====== Record extracts ======

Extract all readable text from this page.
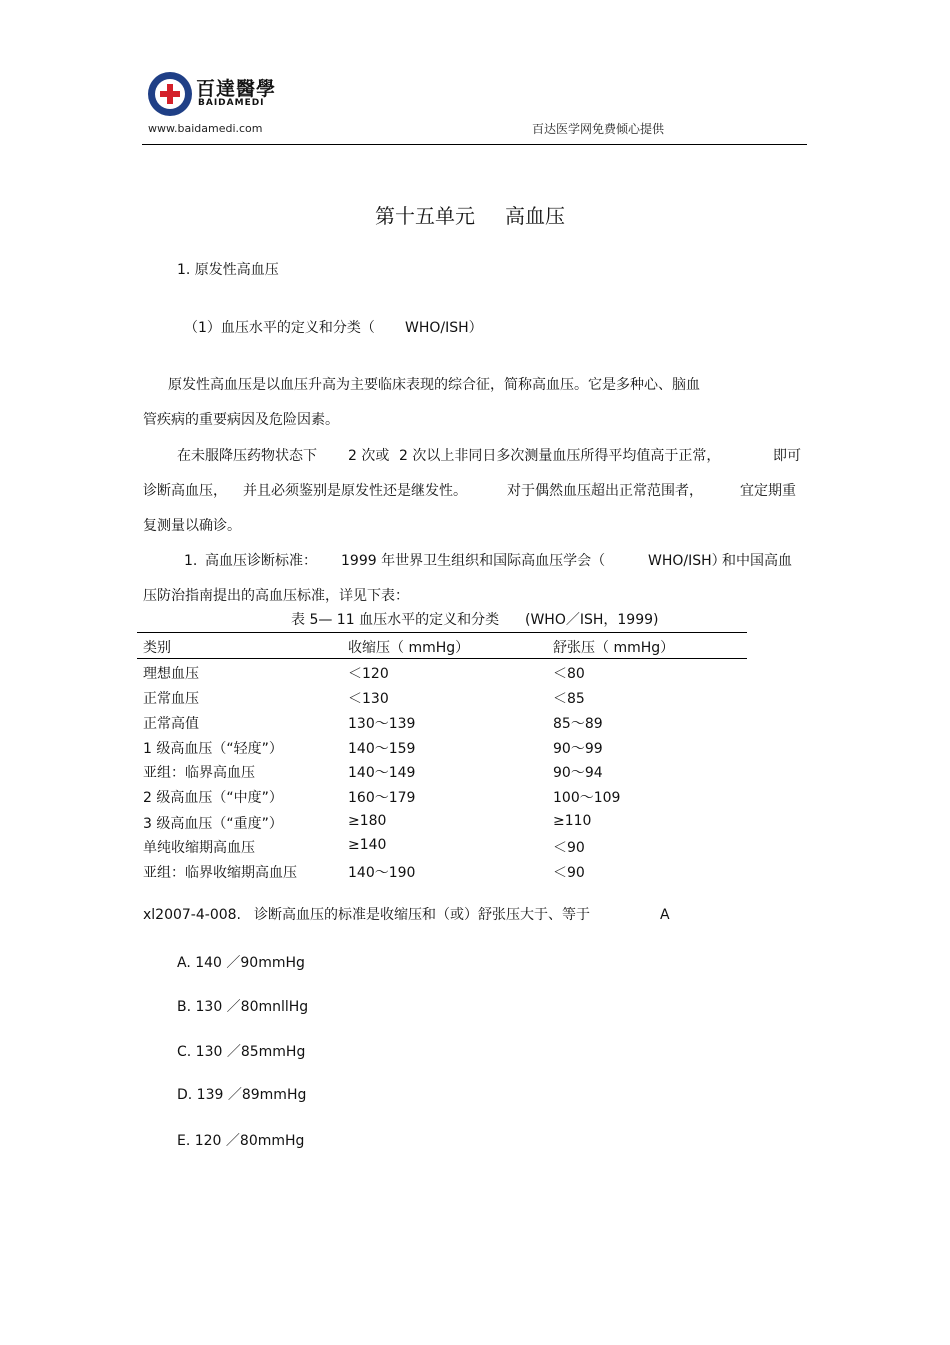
百達醫學
BAIDAMEDI
www.baidamedi.com	百达医学网免费倾心提供
第十五单元 高血压
1. 原发性高血压
（1）血压水平的定义和分类（ WHO/ISH）
原发性高血压是以血压升高为主要临床表现的综合征，简称高血压。它是多种心、脑血
管疾病的重要病因及危险因素。
在未服降压药物状态下 2 次或 2 次以上非同日多次测量血压所得平均值高于正常，	即可
诊断高血压， 并且必须鉴别是原发性还是继发性。	对于偶然血压超出正常范围者，	宜定期重
复测量以确诊。
1. 高血压诊断标准： 1999 年世界卫生组织和国际高血压学会（	WHO/ISH）
和中国高血
压防治指南提出的高血压标准，详见下表：
表 5— 11 血压水平的定义和分类 (WHO／ISH，1999)
类别	收缩压（ mmHg）	舒张压（ mmHg）
理想血压	＜120	＜80
正常血压	＜130	＜85
正常高值	130～139	85～89
1 级高血压（“轻度”）	140～159	90～99
亚组：临界高血压	140～149	90～94
2 级高血压（“中度”）	160～179	100～109
3 级高血压（“重度”）	≥180	≥110
单纯收缩期高血压	≥140	＜90
亚组：临界收缩期高血压	140～190	＜90
xl2007-4-008. 诊断高血压的标准是收缩压和（或）舒张压大于、等于	A
A. 140 ／90mmHg
B. 130 ／80mnllHg
C. 130 ／85mmHg
D. 139 ／89mmHg
E. 120 ／80mmHg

======

- _Given exercise_:
Search the data above for the string "级高血压" and return every line that has it.

- _Response to this task_:
1 级高血压（“轻度”）	140～159	90～99
2 级高血压（“中度”）	160～179	100～109
3 级高血压（“重度”）	≥180	≥110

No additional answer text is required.